O QUE FAZER:
1. Liste todas as atividades simples do dia a dia que o texto sobre saúde mental apresenta como possíveis aliadas no equilíbrio emocional.
2. Reproduza o trecho do texto sobre saúde mental que começa em "Pequenos hábitos que" e segue até "ambiente ao redor.".
3. Dê continuidade ao texto sobre hábitos para a saúde mental a partir do ponto em que ele termina.
======== TRECHO DO DOCUMENTO
Saúde

Pequenos hábitos que podem ajudar na saúde mental no dia a dia

Foto: Divulgação

Na prática psiquiátrica, é cada vez mais evidente que o cuidado com a saúde mental não se limita ao consultório ou ao uso de medicação quando necessário. Ele envolve uma abordagem mais ampla, que considera rotina, estilo de vida e a forma como o indivíduo se relaciona com suas próprias emoções e com o ambiente ao redor.

Nesse contexto, atividades simples do dia a dia, como dança, música, caminhadas e momentos de lazer, podem atuar como importantes aliadas no equilíbrio emocional. Não se trata de substituir tratamentos, mas de compreender que o funcionamento mental também é influenciado por experiências corporais, sociais e sensoriais.

A dança, por exemplo, combina movimento, expressão e conexão corporal. Essa integração pode favorecer a liberação de neurotransmissores relacionados ao prazer e ao bem-estar, além de contribuir para a redução da tensão acumulada, especialmente em situações de estresse e ansiedade.

A música também ocupa um papel relevante na regulação emocional. Ela pode auxiliar na modulação do humor, na redução da ansiedade e na criação de momentos de pausa mental, funcionando como um recurso complementar dentro de uma rotina de cuidado.

Segundo a psiquiatra Bianca Bolonhezi, essas práticas não devem ser entendidas como tratamento, mas como ferramentas de apoio ao bem-estar. “Atividades como dança, música e outras formas de expressão podem contribuir positivamente para a saúde mental, ajudando na regulação emocional e na redução do estresse. No entanto, elas não substituem avaliação ou tratamento psiquiátrico quando há sintomas persistentes ou prejuízo na rotina”, explica.
================
======== EXTRATO DE DADOS
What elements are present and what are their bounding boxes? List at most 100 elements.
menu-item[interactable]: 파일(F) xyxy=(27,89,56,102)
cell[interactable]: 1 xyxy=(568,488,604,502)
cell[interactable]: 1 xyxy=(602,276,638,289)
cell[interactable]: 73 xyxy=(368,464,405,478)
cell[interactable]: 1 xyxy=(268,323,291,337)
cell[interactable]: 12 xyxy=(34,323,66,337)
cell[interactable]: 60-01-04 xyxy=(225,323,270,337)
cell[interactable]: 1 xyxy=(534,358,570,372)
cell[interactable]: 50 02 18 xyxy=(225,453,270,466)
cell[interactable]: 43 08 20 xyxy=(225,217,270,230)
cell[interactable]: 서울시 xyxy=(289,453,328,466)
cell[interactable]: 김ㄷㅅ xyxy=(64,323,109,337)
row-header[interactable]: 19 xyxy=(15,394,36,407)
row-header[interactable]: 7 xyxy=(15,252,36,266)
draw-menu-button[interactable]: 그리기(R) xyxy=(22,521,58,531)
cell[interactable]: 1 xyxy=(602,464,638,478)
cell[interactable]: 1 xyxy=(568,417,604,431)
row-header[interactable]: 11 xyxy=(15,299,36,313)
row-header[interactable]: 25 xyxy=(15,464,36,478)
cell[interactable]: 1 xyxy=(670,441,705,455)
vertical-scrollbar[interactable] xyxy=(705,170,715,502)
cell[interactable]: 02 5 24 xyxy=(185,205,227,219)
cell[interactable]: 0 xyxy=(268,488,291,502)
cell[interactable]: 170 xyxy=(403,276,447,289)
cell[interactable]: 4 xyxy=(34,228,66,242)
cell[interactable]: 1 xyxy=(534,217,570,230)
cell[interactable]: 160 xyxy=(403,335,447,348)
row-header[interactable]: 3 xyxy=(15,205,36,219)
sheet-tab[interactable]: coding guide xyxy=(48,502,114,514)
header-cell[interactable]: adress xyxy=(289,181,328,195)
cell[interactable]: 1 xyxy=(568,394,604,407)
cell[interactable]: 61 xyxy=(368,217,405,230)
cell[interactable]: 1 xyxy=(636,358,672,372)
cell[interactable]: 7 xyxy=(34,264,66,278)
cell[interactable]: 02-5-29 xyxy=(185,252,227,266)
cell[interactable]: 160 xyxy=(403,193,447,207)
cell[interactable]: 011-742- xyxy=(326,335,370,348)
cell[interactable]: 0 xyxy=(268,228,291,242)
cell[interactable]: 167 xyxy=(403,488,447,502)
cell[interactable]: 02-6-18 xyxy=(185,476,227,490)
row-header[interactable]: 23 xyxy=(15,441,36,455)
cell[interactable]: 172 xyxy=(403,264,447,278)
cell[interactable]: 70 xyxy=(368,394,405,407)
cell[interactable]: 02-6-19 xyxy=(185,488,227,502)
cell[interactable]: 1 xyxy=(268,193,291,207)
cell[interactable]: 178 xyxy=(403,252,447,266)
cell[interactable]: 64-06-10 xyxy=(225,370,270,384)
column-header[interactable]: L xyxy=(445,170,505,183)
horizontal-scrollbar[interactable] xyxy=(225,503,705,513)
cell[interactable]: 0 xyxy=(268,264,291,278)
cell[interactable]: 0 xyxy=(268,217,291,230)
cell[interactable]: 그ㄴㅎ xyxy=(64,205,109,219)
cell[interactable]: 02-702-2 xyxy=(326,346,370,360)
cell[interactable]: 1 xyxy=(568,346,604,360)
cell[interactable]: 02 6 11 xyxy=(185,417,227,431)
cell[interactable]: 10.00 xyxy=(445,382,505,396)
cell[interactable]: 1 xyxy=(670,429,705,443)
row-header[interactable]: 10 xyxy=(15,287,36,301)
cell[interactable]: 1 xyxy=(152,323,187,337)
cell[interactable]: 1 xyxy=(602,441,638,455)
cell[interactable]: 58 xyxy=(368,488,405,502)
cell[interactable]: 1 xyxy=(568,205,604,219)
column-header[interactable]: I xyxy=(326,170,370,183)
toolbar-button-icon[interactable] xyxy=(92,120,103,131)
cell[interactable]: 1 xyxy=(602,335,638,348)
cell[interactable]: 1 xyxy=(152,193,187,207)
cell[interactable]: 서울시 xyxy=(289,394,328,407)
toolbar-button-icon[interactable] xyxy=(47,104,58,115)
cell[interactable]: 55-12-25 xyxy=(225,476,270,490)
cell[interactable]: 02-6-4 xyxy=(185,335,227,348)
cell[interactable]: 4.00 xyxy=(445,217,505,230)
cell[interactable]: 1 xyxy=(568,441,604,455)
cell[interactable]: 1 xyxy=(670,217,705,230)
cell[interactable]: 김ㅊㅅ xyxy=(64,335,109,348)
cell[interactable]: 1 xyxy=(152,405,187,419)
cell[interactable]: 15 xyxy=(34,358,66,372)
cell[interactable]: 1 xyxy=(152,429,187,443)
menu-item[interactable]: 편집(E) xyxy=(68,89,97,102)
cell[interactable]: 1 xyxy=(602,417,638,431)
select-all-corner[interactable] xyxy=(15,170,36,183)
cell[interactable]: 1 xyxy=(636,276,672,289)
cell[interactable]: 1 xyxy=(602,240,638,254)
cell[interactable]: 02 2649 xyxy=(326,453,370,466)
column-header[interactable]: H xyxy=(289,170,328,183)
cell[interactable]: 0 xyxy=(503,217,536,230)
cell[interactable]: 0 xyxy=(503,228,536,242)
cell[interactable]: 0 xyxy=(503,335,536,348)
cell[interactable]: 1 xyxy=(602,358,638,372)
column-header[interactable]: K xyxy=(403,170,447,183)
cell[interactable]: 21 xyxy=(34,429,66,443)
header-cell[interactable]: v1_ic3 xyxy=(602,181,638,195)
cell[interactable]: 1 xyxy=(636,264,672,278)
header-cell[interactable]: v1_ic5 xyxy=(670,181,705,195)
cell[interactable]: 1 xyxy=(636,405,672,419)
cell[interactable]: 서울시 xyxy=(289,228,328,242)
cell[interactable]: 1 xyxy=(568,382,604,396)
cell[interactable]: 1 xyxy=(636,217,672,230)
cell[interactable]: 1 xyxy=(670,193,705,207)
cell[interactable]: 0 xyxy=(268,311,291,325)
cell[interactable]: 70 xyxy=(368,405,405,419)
================
PROBLEMAS RESOLVIDOS:
1. Dança, música, caminhadas e momentos de lazer.

2.
Pequenos hábitos que podem ajudar na saúde mental no dia a dia

Foto: Divulgação

Na prática psiquiátrica, é cada vez mais evidente que o cuidado com a saúde mental não se limita ao consultório ou ao uso de medicação quando necessário. Ele envolve uma abordagem mais ampla, que considera rotina, estilo de vida e a forma como o indivíduo se relaciona com suas próprias emoções e com o ambiente ao redor.

3.
Outras atividades simples, como hobbies criativos, jardinagem, leitura ou pequenas pausas ao longo do dia, também podem ter impacto positivo ao reduzir a sobrecarga mental e favorecer momentos de descanso emocional. Em uma rotina marcada por excesso de estímulos e aceleração constante, esses intervalos se tornam importantes para reorganização interna.

A especialista reforça ainda que não existe uma atividade única ou ideal para todos. “O mais importante é que cada pessoa consiga identificar práticas que façam sentido dentro da sua realidade e que tragam algum nível de prazer ou alívio. Isso não substitui o tratamento, mas pode potencializar o cuidado em saúde mental dentro de uma abordagem integrada”, afirma.

A incorporação de hábitos simples à rotina pode ser um importante aliado no cuidado em saúde mental, sempre com acompanhamento profissional quando necessário.